Task instructions :: Copy every entry word for word. Skip the pictures.

(Data entries)

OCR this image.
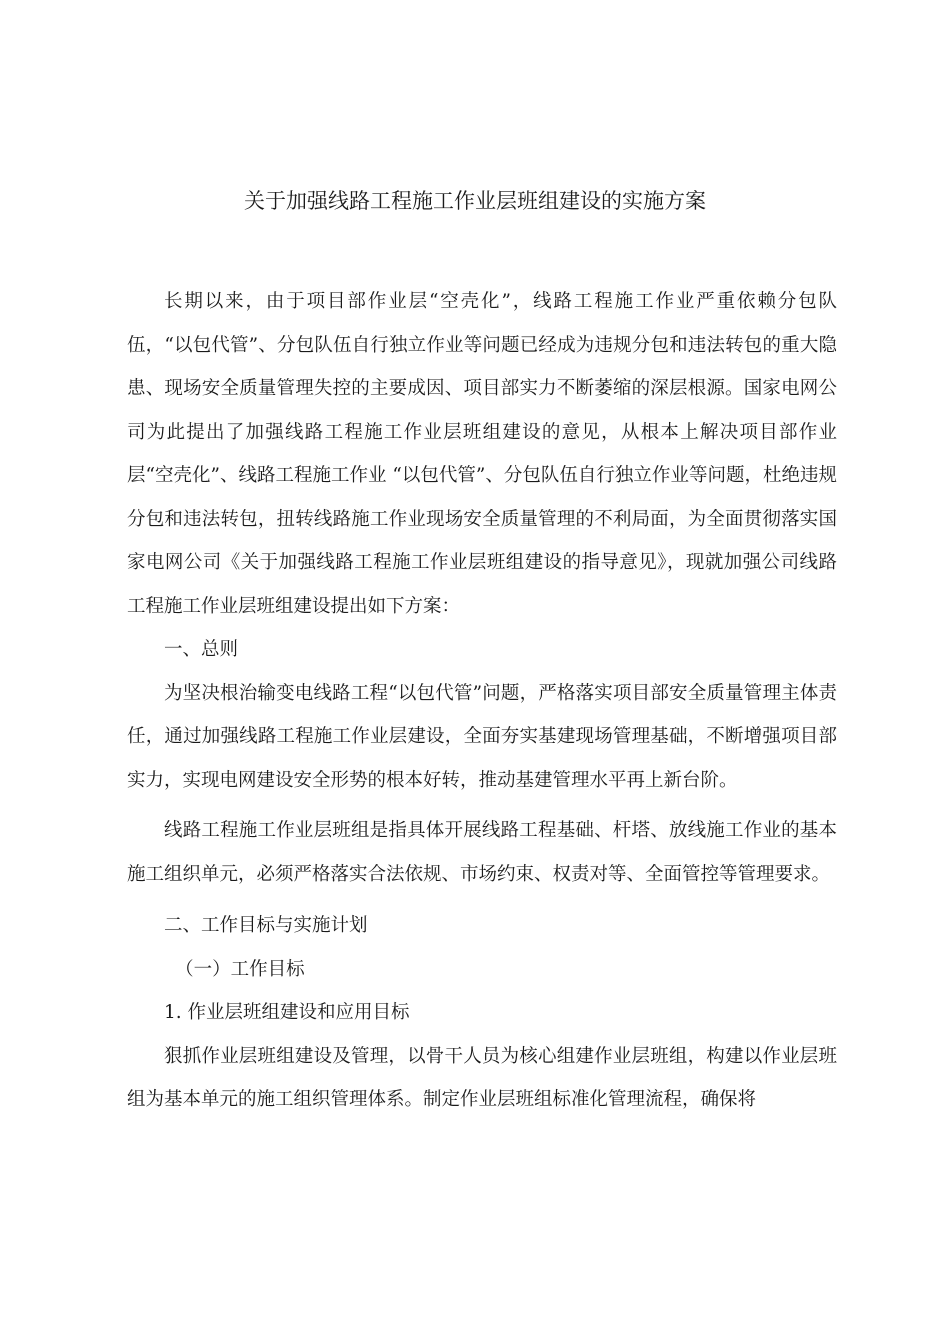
关于加强线路工程施工作业层班组建设的实施方案

长期以来，由于项目部作业层“空壳化”，线路工程施工作业严重依赖分包队伍，“以包代管”、分包队伍自行独立作业等问题已经成为违规分包和违法转包的重大隐患、现场安全质量管理失控的主要成因、项目部实力不断萎缩的深层根源。国家电网公司为此提出了加强线路工程施工作业层班组建设的意见，从根本上解决项目部作业层“空壳化”、线路工程施工作业 “以包代管”、分包队伍自行独立作业等问题，杜绝违规分包和违法转包，扭转线路施工作业现场安全质量管理的不利局面，为全面贯彻落实国家电网公司《关于加强线路工程施工作业层班组建设的指导意见》，现就加强公司线路工程施工作业层班组建设提出如下方案：

一、总则

为坚决根治输变电线路工程“以包代管”问题，严格落实项目部安全质量管理主体责任，通过加强线路工程施工作业层建设，全面夯实基建现场管理基础，不断增强项目部实力，实现电网建设安全形势的根本好转，推动基建管理水平再上新台阶。

线路工程施工作业层班组是指具体开展线路工程基础、杆塔、放线施工作业的基本施工组织单元，必须严格落实合法依规、市场约束、权责对等、全面管控等管理要求。

二、工作目标与实施计划

（一）工作目标

1. 作业层班组建设和应用目标

狠抓作业层班组建设及管理，以骨干人员为核心组建作业层班组，构建以作业层班组为基本单元的施工组织管理体系。制定作业层班组标准化管理流程，确保将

Problem solution ::
OCR this image.
关于加强线路工程施工作业层班组建设的实施方案

长期以来，由于项目部作业层“空壳化”，线路工程施工作业严重依赖分包队伍，“以包代管”、分包队伍自行独立作业等问题已经成为违规分包和违法转包的重大隐患、现场安全质量管理失控的主要成因、项目部实力不断萎缩的深层根源。国家电网公司为此提出了加强线路工程施工作业层班组建设的意见，从根本上解决项目部作业层“空壳化”、线路工程施工作业 “以包代管”、分包队伍自行独立作业等问题，杜绝违规分包和违法转包，扭转线路施工作业现场安全质量管理的不利局面，为全面贯彻落实国家电网公司《关于加强线路工程施工作业层班组建设的指导意见》，现就加强公司线路工程施工作业层班组建设提出如下方案：

一、总则

为坚决根治输变电线路工程“以包代管”问题，严格落实项目部安全质量管理主体责任，通过加强线路工程施工作业层建设，全面夯实基建现场管理基础，不断增强项目部实力，实现电网建设安全形势的根本好转，推动基建管理水平再上新台阶。

线路工程施工作业层班组是指具体开展线路工程基础、杆塔、放线施工作业的基本施工组织单元，必须严格落实合法依规、市场约束、权责对等、全面管控等管理要求。

二、工作目标与实施计划

（一）工作目标

1. 作业层班组建设和应用目标

狠抓作业层班组建设及管理，以骨干人员为核心组建作业层班组，构建以作业层班组为基本单元的施工组织管理体系。制定作业层班组标准化管理流程，确保将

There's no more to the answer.